What is asked → Rewrite every line of the records below with each occurrence of "interactable" renamed to "clickable" and all other text left unchanged. Leave the pictures out of your answer.

Layout element records
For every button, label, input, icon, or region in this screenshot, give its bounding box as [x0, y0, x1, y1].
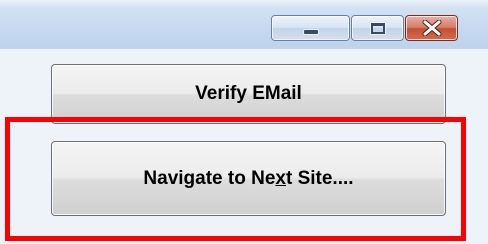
navigate-next-site-label: Navigate to Next Site.... [143, 168, 353, 190]
minimize-button[interactable] [271, 15, 350, 41]
close-button[interactable] [405, 15, 458, 41]
minimize-icon [304, 30, 318, 34]
verify-email-label: Verify EMail [195, 83, 302, 104]
verify-email-button[interactable]: Verify EMail [51, 64, 446, 124]
maximize-icon [371, 23, 385, 34]
title-bar-sheen [0, 0, 488, 8]
navigate-next-site-button[interactable]: Navigate to Next Site.... [51, 141, 446, 216]
close-icon [422, 20, 442, 36]
maximize-button[interactable] [351, 15, 404, 41]
client-area-edge [0, 46, 488, 49]
dialog-window: Verify EMail Navigate to Next Site.... [0, 0, 488, 244]
navigate-label-part-1: Navigate to Ne [143, 167, 276, 189]
title-bar[interactable] [0, 0, 488, 46]
navigate-mnemonic-char: x [275, 167, 286, 189]
navigate-label-part-2: t Site.... [285, 167, 354, 189]
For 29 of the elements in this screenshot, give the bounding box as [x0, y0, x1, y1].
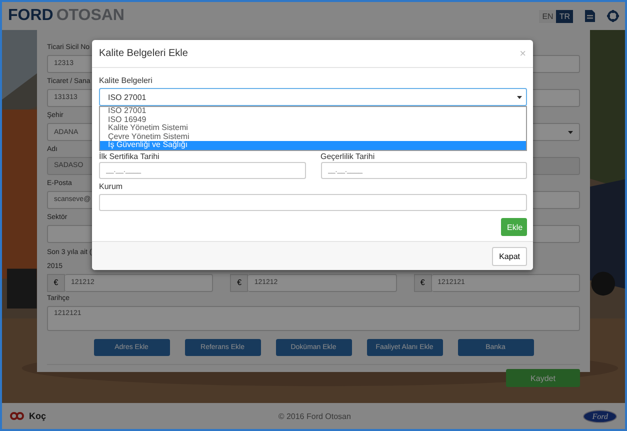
add-button[interactable]: Ekle [501, 218, 527, 236]
logo-text: OTOSAN [56, 7, 124, 25]
document-icon [585, 10, 595, 22]
dropdown-option[interactable]: ISO 16949 [100, 116, 526, 124]
field-label: Kalite Belgeleri [99, 76, 152, 85]
input-field[interactable] [99, 194, 527, 211]
copyright-text: © 2016 Ford Otosan [278, 412, 351, 420]
close-button[interactable]: Kapat [492, 246, 527, 266]
currency-addon: € [414, 274, 432, 292]
field-label: Geçerlilik Tarihi [320, 152, 375, 161]
target-icon [607, 10, 619, 22]
logo-text: FORD [8, 7, 54, 25]
language-toggle[interactable]: TR [556, 10, 573, 22]
caret-icon [517, 96, 522, 98]
currency-addon: € [230, 274, 248, 292]
brand-badge: Ford [583, 410, 617, 422]
field-label: İlk Sertifika Tarihi [99, 152, 160, 161]
modal-title: Kalite Belgeleri Ekle [99, 48, 188, 59]
dropdown-field[interactable]: ISO 27001 [99, 88, 527, 106]
dropdown-option[interactable]: Çevre Yönetim Sistemi [100, 132, 526, 141]
currency-addon: € [47, 274, 65, 292]
dropdown-option[interactable]: Kalite Yönetim Sistemi [100, 124, 526, 132]
field-label: Kurum [99, 182, 123, 191]
dropdown-option[interactable]: İş Güvenliği ve Sağlığı [100, 141, 526, 150]
dropdown-option[interactable]: ISO 27001 [100, 107, 526, 116]
caret-icon [568, 130, 573, 134]
language-toggle[interactable]: EN [539, 10, 556, 22]
brand-name: Koç [29, 411, 46, 421]
save-button[interactable]: Kaydet [506, 369, 580, 387]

Result →
For every button, label, input, icon, or region in this screenshot, give its bounding box as [x0, y0, x1, y1].
navigate-next-site-label: Navigate to Next Site.... [143, 168, 353, 190]
minimize-button[clickable] [271, 15, 350, 41]
close-button[clickable] [405, 15, 458, 41]
minimize-icon [304, 30, 318, 34]
verify-email-label: Verify EMail [195, 83, 302, 104]
verify-email-button[clickable]: Verify EMail [51, 64, 446, 124]
maximize-icon [371, 23, 385, 34]
title-bar-sheen [0, 0, 488, 8]
navigate-next-site-button[clickable]: Navigate to Next Site.... [51, 141, 446, 216]
close-icon [422, 20, 442, 36]
maximize-button[clickable] [351, 15, 404, 41]
client-area-edge [0, 46, 488, 49]
dialog-window: Verify EMail Navigate to Next Site.... [0, 0, 488, 244]
navigate-label-part-1: Navigate to Ne [143, 167, 276, 189]
title-bar[clickable] [0, 0, 488, 46]
navigate-mnemonic-char: x [275, 167, 286, 189]
navigate-label-part-2: t Site.... [285, 167, 354, 189]
For 29 of the elements in this screenshot, give the bounding box as [x0, y0, x1, y1].
add-button[clickable]: Ekle [501, 218, 527, 236]
logo-text: OTOSAN [56, 7, 124, 25]
document-icon [585, 10, 595, 22]
dropdown-option[clickable]: ISO 16949 [100, 116, 526, 124]
field-label: Kalite Belgeleri [99, 76, 152, 85]
input-field[clickable] [99, 194, 527, 211]
copyright-text: © 2016 Ford Otosan [278, 412, 351, 420]
close-button[clickable]: Kapat [492, 246, 527, 266]
currency-addon: € [414, 274, 432, 292]
field-label: Geçerlilik Tarihi [320, 152, 375, 161]
target-icon [607, 10, 619, 22]
logo-text: FORD [8, 7, 54, 25]
language-toggle[clickable]: TR [556, 10, 573, 22]
caret-icon [517, 96, 522, 98]
currency-addon: € [230, 274, 248, 292]
brand-badge: Ford [583, 410, 617, 422]
field-label: İlk Sertifika Tarihi [99, 152, 160, 161]
modal-title: Kalite Belgeleri Ekle [99, 48, 188, 59]
dropdown-field[clickable]: ISO 27001 [99, 88, 527, 106]
dropdown-option[clickable]: Çevre Yönetim Sistemi [100, 132, 526, 141]
currency-addon: € [47, 274, 65, 292]
dropdown-option[clickable]: Kalite Yönetim Sistemi [100, 124, 526, 132]
field-label: Kurum [99, 182, 123, 191]
dropdown-option[clickable]: İş Güvenliği ve Sağlığı [100, 141, 526, 150]
dropdown-option[clickable]: ISO 27001 [100, 107, 526, 116]
caret-icon [568, 130, 573, 134]
language-toggle[clickable]: EN [539, 10, 556, 22]
brand-name: Koç [29, 411, 46, 421]
save-button[clickable]: Kaydet [506, 369, 580, 387]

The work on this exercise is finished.